◆ **Exercise instructions**
Pull out every line below holding the word "title".

◆ **Dataset**
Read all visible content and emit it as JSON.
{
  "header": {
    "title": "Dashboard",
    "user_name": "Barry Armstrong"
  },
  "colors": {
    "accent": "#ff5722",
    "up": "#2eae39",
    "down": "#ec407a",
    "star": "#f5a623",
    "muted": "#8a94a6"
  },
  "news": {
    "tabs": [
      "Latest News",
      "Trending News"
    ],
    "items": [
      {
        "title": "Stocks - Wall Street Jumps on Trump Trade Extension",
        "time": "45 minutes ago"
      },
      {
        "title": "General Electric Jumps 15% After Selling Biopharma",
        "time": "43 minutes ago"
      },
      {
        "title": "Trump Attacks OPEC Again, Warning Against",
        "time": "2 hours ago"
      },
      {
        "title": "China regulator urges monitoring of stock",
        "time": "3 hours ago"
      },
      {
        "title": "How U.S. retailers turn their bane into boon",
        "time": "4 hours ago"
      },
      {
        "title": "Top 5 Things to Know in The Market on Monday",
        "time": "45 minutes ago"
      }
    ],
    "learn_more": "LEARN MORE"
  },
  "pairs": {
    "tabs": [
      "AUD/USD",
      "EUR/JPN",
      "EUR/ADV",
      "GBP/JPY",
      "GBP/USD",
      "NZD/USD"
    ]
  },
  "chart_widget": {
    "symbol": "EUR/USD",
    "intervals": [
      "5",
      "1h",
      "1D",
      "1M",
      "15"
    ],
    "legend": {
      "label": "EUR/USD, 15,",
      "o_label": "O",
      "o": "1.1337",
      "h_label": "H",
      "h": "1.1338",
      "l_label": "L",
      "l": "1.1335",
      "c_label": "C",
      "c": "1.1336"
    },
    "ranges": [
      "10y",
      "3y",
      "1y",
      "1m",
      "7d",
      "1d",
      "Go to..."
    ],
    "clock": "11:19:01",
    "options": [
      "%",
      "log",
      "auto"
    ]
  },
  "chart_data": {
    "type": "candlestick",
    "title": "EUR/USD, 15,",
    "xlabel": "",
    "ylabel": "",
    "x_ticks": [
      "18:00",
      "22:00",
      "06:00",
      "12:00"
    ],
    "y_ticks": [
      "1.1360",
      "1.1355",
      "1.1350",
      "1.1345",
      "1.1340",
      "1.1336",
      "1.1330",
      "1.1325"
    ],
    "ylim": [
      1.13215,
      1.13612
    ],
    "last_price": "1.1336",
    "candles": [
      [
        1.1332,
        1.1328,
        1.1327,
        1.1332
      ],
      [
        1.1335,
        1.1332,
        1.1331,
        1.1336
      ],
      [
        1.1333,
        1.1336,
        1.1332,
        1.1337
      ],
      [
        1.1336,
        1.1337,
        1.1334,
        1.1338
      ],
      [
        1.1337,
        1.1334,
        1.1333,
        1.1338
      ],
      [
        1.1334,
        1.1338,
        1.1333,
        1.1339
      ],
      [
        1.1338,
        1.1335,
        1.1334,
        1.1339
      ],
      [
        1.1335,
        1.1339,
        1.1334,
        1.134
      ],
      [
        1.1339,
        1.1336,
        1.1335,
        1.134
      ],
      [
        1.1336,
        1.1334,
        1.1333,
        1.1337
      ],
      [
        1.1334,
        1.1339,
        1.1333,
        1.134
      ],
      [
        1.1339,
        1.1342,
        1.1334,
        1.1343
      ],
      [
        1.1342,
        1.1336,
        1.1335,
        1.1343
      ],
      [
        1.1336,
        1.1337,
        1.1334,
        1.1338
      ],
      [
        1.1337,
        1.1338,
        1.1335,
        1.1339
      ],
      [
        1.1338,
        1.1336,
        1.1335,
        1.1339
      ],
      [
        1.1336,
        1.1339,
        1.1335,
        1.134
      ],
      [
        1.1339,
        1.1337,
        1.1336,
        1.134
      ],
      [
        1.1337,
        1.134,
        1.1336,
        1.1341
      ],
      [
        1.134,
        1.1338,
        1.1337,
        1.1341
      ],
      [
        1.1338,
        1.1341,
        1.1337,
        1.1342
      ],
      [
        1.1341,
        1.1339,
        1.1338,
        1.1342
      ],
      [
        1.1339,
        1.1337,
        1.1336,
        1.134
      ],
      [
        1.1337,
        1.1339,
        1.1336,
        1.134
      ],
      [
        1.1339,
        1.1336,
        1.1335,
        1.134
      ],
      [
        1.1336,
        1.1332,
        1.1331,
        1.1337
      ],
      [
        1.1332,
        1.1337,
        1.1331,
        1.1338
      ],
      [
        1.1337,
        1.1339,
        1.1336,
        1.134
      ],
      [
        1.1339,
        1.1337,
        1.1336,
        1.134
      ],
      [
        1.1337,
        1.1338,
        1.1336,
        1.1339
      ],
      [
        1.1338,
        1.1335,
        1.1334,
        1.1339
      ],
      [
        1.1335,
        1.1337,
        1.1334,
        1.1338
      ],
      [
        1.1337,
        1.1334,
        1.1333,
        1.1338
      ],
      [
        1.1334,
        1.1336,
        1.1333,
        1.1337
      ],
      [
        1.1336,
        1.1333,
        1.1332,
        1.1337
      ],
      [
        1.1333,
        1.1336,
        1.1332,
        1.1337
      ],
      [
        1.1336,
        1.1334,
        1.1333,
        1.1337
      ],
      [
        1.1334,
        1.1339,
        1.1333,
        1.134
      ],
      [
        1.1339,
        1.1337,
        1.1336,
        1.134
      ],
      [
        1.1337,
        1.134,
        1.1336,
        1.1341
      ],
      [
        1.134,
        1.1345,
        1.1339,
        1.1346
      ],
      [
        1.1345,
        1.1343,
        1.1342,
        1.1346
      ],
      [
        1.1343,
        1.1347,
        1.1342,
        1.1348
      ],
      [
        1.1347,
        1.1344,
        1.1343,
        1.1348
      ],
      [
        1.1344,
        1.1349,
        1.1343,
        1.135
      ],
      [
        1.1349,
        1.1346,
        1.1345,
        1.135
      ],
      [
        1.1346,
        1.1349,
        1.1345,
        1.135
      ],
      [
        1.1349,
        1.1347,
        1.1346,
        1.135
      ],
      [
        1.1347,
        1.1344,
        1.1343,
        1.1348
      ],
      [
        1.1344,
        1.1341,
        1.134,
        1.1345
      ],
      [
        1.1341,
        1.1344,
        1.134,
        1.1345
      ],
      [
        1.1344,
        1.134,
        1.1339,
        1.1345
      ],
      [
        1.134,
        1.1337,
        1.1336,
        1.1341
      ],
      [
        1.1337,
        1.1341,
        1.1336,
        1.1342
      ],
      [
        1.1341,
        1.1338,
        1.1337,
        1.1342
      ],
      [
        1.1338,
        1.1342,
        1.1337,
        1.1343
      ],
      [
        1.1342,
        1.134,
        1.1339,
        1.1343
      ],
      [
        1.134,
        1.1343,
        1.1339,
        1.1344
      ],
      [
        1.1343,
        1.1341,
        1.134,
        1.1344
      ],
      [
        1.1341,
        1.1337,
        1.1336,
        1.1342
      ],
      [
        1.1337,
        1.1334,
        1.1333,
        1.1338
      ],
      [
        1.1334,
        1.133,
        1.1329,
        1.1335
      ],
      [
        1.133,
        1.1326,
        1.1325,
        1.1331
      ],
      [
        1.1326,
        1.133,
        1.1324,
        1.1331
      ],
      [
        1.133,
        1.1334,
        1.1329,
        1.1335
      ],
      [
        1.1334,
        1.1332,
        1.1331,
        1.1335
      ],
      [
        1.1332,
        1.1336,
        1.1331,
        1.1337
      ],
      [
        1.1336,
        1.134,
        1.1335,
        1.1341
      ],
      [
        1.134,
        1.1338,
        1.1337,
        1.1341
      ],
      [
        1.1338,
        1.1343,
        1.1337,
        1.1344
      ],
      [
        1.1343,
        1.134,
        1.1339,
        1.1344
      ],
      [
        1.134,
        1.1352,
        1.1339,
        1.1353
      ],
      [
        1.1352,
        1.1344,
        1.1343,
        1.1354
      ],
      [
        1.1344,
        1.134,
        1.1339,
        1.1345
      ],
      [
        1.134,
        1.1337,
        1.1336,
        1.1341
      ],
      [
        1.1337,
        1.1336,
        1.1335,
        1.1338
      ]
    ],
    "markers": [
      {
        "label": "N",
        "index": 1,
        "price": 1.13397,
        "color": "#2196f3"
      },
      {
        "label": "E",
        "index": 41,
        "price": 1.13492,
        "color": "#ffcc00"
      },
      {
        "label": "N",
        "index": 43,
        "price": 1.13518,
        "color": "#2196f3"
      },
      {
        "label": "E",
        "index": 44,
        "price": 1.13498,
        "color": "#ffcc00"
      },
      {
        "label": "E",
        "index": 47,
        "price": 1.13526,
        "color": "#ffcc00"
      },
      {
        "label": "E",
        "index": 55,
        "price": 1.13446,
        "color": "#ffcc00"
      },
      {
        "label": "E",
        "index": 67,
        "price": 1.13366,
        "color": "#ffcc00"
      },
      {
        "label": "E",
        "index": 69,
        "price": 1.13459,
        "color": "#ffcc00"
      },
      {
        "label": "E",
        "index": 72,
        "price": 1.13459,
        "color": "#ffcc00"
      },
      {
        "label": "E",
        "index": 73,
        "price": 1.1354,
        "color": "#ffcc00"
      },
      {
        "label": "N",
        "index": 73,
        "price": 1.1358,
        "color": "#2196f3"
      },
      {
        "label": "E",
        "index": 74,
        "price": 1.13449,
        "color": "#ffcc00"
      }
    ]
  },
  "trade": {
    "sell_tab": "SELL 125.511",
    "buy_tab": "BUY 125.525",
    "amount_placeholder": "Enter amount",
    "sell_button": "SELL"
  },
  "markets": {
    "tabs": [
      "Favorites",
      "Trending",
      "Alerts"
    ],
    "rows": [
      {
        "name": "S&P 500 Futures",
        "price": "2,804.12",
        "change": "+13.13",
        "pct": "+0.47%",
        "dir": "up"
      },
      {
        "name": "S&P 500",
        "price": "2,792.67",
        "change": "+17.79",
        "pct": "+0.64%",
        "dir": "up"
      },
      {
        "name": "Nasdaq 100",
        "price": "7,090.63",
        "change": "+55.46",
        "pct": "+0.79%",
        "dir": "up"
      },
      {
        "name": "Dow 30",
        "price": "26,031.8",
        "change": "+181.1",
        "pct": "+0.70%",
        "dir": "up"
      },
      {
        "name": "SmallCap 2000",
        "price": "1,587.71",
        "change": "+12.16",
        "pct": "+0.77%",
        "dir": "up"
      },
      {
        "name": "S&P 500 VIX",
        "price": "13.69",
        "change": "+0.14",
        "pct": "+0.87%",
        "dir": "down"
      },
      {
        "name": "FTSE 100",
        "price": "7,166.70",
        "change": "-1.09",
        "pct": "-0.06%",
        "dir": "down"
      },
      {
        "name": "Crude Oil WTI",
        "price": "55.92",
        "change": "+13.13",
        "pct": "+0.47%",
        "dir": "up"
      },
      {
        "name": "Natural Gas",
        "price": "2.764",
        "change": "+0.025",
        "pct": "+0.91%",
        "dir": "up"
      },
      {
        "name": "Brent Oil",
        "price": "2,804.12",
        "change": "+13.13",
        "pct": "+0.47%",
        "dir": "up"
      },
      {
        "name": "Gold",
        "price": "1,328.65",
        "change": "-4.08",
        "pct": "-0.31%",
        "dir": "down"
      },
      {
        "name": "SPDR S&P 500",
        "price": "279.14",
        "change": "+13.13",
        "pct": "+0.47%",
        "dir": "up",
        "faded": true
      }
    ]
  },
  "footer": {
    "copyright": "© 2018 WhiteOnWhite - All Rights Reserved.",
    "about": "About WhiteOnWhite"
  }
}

◆ **Result for this exercise**
    "title": "Dashboard",
        "title": "Stocks - Wall Street Jumps on Trump Trade Extension",
        "title": "General Electric Jumps 15% After Selling Biopharma",
        "title": "Trump Attacks OPEC Again, Warning Against",
        "title": "China regulator urges monitoring of stock",
        "title": "How U.S. retailers turn their bane into boon",
        "title": "Top 5 Things to Know in The Market on Monday",
    "title": "EUR/USD, 15,",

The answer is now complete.